## Source data
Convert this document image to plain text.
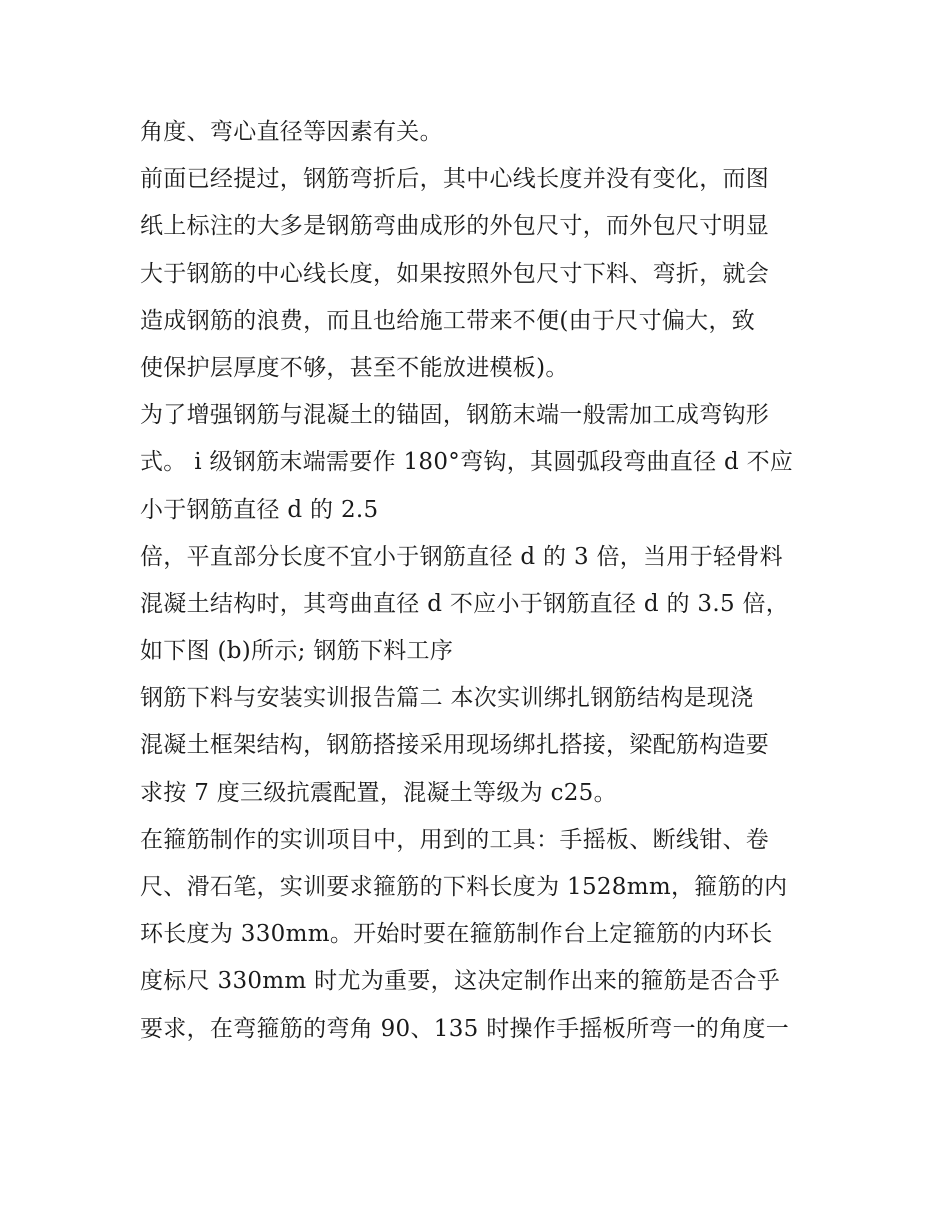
角度、弯心直径等因素有关。
前面已经提过，钢筋弯折后，其中心线长度并没有变化，而图
纸上标注的大多是钢筋弯曲成形的外包尺寸，而外包尺寸明显
大于钢筋的中心线长度，如果按照外包尺寸下料、弯折，就会
造成钢筋的浪费，而且也给施工带来不便(由于尺寸偏大，致
使保护层厚度不够，甚至不能放进模板)。
为了增强钢筋与混凝土的锚固，钢筋末端一般需加工成弯钩形
式。 i 级钢筋末端需要作 180°弯钩，其圆弧段弯曲直径 d 不应
小于钢筋直径 d 的 2.5
倍，平直部分长度不宜小于钢筋直径 d 的 3 倍，当用于轻骨料
混凝土结构时，其弯曲直径 d 不应小于钢筋直径 d 的 3.5 倍，
如下图 (b)所示; 钢筋下料工序
钢筋下料与安装实训报告篇二 本次实训绑扎钢筋结构是现浇
混凝土框架结构，钢筋搭接采用现场绑扎搭接，梁配筋构造要
求按 7 度三级抗震配置，混凝土等级为 c25。
在箍筋制作的实训项目中，用到的工具：手摇板、断线钳、卷
尺、滑石笔，实训要求箍筋的下料长度为 1528mm，箍筋的内
环长度为 330mm。开始时要在箍筋制作台上定箍筋的内环长
度标尺 330mm 时尤为重要，这决定制作出来的箍筋是否合乎
要求，在弯箍筋的弯角 90、135 时操作手摇板所弯一的角度一
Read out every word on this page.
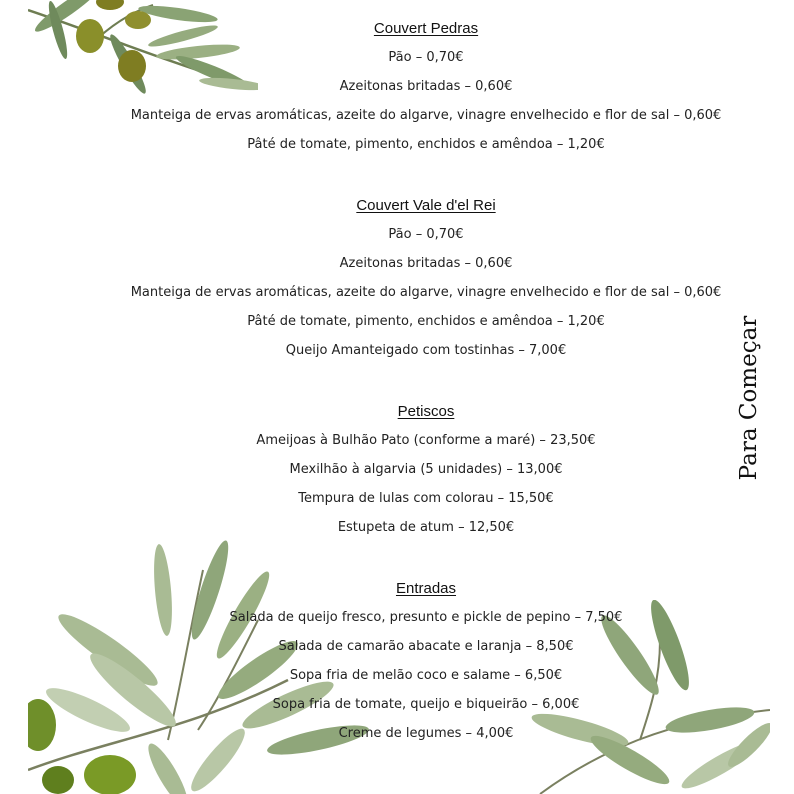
Para Começar
Couvert Pedras
Pão – 0,70€
Azeitonas britadas – 0,60€
Manteiga de ervas aromáticas, azeite do algarve, vinagre envelhecido e flor de sal – 0,60€
Pâté de tomate, pimento, enchidos e amêndoa – 1,20€
Couvert Vale d'el Rei
Pão – 0,70€
Azeitonas britadas – 0,60€
Manteiga de ervas aromáticas, azeite do algarve, vinagre envelhecido e flor de sal – 0,60€
Pâté de tomate, pimento, enchidos e amêndoa – 1,20€
Queijo Amanteigado com tostinhas – 7,00€
Petiscos
Ameijoas à Bulhão Pato (conforme a maré) – 23,50€
Mexilhão à algarvia (5 unidades) – 13,00€
Tempura de lulas com colorau – 15,50€
Estupeta de atum – 12,50€
Entradas
Salada de queijo fresco, presunto e pickle de pepino – 7,50€
Salada de camarão abacate e laranja – 8,50€
Sopa fria de melão coco e salame – 6,50€
Sopa fria de tomate, queijo e biqueirão – 6,00€
Creme de legumes – 4,00€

## What to produce
Copy each line in full and exactly, omitting any picture.

## Exercise output
Convert this document image to plain text.
角度、弯心直径等因素有关。
前面已经提过，钢筋弯折后，其中心线长度并没有变化，而图
纸上标注的大多是钢筋弯曲成形的外包尺寸，而外包尺寸明显
大于钢筋的中心线长度，如果按照外包尺寸下料、弯折，就会
造成钢筋的浪费，而且也给施工带来不便(由于尺寸偏大，致
使保护层厚度不够，甚至不能放进模板)。
为了增强钢筋与混凝土的锚固，钢筋末端一般需加工成弯钩形
式。 i 级钢筋末端需要作 180°弯钩，其圆弧段弯曲直径 d 不应
小于钢筋直径 d 的 2.5
倍，平直部分长度不宜小于钢筋直径 d 的 3 倍，当用于轻骨料
混凝土结构时，其弯曲直径 d 不应小于钢筋直径 d 的 3.5 倍，
如下图 (b)所示; 钢筋下料工序
钢筋下料与安装实训报告篇二 本次实训绑扎钢筋结构是现浇
混凝土框架结构，钢筋搭接采用现场绑扎搭接，梁配筋构造要
求按 7 度三级抗震配置，混凝土等级为 c25。
在箍筋制作的实训项目中，用到的工具：手摇板、断线钳、卷
尺、滑石笔，实训要求箍筋的下料长度为 1528mm，箍筋的内
环长度为 330mm。开始时要在箍筋制作台上定箍筋的内环长
度标尺 330mm 时尤为重要，这决定制作出来的箍筋是否合乎
要求，在弯箍筋的弯角 90、135 时操作手摇板所弯一的角度一
Read out every word on this page.
Para Começar
Couvert Pedras
Pão – 0,70€
Azeitonas britadas – 0,60€
Manteiga de ervas aromáticas, azeite do algarve, vinagre envelhecido e flor de sal – 0,60€
Pâté de tomate, pimento, enchidos e amêndoa – 1,20€
Couvert Vale d'el Rei
Pão – 0,70€
Azeitonas britadas – 0,60€
Manteiga de ervas aromáticas, azeite do algarve, vinagre envelhecido e flor de sal – 0,60€
Pâté de tomate, pimento, enchidos e amêndoa – 1,20€
Queijo Amanteigado com tostinhas – 7,00€
Petiscos
Ameijoas à Bulhão Pato (conforme a maré) – 23,50€
Mexilhão à algarvia (5 unidades) – 13,00€
Tempura de lulas com colorau – 15,50€
Estupeta de atum – 12,50€
Entradas
Salada de queijo fresco, presunto e pickle de pepino – 7,50€
Salada de camarão abacate e laranja – 8,50€
Sopa fria de melão coco e salame – 6,50€
Sopa fria de tomate, queijo e biqueirão – 6,00€
Creme de legumes – 4,00€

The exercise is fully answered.